Given task 1: According to the article on Google's search deal with Mozilla, what percentage of Mozilla's total revenues did Google's 2010 payment make up?
Given task 2: Write out the part of the article on Google's search deal with Mozilla that begins at the words "In 2010, Google's" and stops after "figure was feasible.".

[BEGIN Page extract]

Google promised to pay Mozilla almost $300 million annually to keep its search engine as the default in Firefox, according to a report today on AllThingsD, a blog operated by the publisher of the Wall Street Journal.
Google and Mozilla jointly announced Tuesday that they had struck a new deal to keep Google as Firefox's default search engine, and on the browser's home page.
At the time, Mozilla said only that it had "negotiated a significant and mutually beneficial revenue agreement with Google" which would last at least three years. Mozilla and Google both declined to provide additional information about the new pact, citing confidentiality requirements.
Today, Kara Swisher, the co-executive editor of AllThingsD, said unnamed sources told her that under the agreement, Google will pay slightly less than $300 million per year to Mozilla.
Swisher also said that the price had been pushed upward by bidding from both Microsoft, which operates the Bing search site, and Yahoo.
According to metrics company comScore, Bing and Yahoo were tied in November for second place, each with a 15% share of the search market. Google controlled a still-dominant 65% share.
If Swisher's sources are on target, the $300 million would be nearly triple what Google paid out to Mozilla in 2010, the last year for which the latter has released financial information.
In 2010, Google's payment accounted for 84% of Mozilla's total revenues, or approximately $103 million. In 2009, Google forked over about $89 million, or 86% of Mozilla's income, to have Firefox's default search spot.
Total payments to Mozilla by Google during the years 2008-2010 were about $260 million, or $40 million less than the open-source maker of Firefox would receive in one year under the alleged new deal.
Mozilla and Google today declined to comment on the AllThingsD report or to discuss specifics of the new contract.
But one analyst believed that the $300 million figure was feasible.
"Yes, $300 million is a big sum, but it does highlight what is at stake," said Al Hilwa, an analyst with IDC, referring to search. "The sum shows that there is competition which Mozilla no doubt was able to harness in this deal."
There was at least one sign that Mozilla may have been playing Microsoft and Google against each other: . In October, Mozilla launched a customized edition of Firefox, dubbed "Firefox with Bing," that puts Bing search in the default search position.
If Bing had swung a deal with Mozilla it would have been a coup for Microsoft's still-struggling search engine. But it would also have been in line with Microsoft's expressed plan to put Bing on the map.

[END Page extract]
[BEGIN Extracted material]

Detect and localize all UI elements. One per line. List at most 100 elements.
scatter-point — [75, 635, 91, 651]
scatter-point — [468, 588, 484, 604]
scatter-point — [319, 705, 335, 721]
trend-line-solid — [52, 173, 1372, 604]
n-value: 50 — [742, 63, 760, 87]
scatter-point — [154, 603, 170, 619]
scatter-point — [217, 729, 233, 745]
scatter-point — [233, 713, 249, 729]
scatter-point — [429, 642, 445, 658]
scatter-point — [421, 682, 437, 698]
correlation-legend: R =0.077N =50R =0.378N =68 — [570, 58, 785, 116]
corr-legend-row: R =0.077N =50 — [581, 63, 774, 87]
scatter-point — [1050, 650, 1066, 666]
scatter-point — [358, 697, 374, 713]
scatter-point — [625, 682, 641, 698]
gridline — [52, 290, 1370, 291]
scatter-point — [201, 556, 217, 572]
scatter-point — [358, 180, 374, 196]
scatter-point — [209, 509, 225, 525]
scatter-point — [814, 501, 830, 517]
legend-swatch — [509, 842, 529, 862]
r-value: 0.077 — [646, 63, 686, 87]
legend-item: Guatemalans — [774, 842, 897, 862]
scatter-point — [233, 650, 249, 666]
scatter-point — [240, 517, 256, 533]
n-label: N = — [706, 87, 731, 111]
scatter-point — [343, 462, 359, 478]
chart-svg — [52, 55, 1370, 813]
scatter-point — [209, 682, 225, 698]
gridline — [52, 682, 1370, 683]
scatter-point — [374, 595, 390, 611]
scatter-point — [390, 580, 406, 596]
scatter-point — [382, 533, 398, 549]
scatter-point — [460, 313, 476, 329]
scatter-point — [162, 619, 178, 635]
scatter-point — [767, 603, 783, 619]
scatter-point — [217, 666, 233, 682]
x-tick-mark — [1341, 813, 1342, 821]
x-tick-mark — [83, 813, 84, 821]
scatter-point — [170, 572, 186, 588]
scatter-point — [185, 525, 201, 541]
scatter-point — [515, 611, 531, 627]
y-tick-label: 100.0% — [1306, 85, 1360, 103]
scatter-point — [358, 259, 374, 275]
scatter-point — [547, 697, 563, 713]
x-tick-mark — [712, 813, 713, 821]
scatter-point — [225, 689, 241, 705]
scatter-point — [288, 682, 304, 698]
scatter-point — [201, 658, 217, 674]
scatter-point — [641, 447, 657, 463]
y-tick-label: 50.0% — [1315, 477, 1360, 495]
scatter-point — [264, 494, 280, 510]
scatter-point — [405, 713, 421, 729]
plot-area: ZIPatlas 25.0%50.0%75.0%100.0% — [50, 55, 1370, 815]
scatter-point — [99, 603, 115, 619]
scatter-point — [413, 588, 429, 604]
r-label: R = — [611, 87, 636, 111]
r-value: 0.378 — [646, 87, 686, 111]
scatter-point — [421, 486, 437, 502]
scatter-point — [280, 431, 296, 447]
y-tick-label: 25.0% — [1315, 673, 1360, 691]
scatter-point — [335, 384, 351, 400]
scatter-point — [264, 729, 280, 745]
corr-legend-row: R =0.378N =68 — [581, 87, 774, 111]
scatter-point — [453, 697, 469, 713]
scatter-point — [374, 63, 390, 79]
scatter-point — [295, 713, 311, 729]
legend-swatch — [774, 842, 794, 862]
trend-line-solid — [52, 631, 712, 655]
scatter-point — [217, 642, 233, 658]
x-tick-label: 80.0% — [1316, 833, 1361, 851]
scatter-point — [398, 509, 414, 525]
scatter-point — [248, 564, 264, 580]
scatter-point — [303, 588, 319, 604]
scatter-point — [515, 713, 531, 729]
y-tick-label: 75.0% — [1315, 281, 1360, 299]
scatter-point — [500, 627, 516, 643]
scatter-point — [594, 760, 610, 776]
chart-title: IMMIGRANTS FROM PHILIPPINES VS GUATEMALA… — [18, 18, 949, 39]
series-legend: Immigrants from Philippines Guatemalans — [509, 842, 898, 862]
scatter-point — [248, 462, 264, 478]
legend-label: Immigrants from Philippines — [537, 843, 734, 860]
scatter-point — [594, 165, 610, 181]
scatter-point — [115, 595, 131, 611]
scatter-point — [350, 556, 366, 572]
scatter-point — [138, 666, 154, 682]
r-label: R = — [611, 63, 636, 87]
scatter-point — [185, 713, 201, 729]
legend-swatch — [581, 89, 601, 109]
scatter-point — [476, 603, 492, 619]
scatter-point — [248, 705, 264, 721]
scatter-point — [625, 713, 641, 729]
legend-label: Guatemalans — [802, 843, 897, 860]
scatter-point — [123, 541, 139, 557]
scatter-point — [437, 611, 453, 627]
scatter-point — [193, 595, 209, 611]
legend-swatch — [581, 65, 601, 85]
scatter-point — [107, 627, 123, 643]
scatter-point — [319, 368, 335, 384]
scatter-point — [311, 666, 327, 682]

[END Extracted material]

Correct output 1: 84%

Correct output 2:
In 2010, Google's payment accounted for 84% of Mozilla's total revenues, or approximately $103 million. In 2009, Google forked over about $89 million, or 86% of Mozilla's income, to have Firefox's default search spot.
Total payments to Mozilla by Google during the years 2008-2010 were about $260 million, or $40 million less than the open-source maker of Firefox would receive in one year under the alleged new deal.
Mozilla and Google today declined to comment on the AllThingsD report or to discuss specifics of the new contract.
But one analyst believed that the $300 million figure was feasible.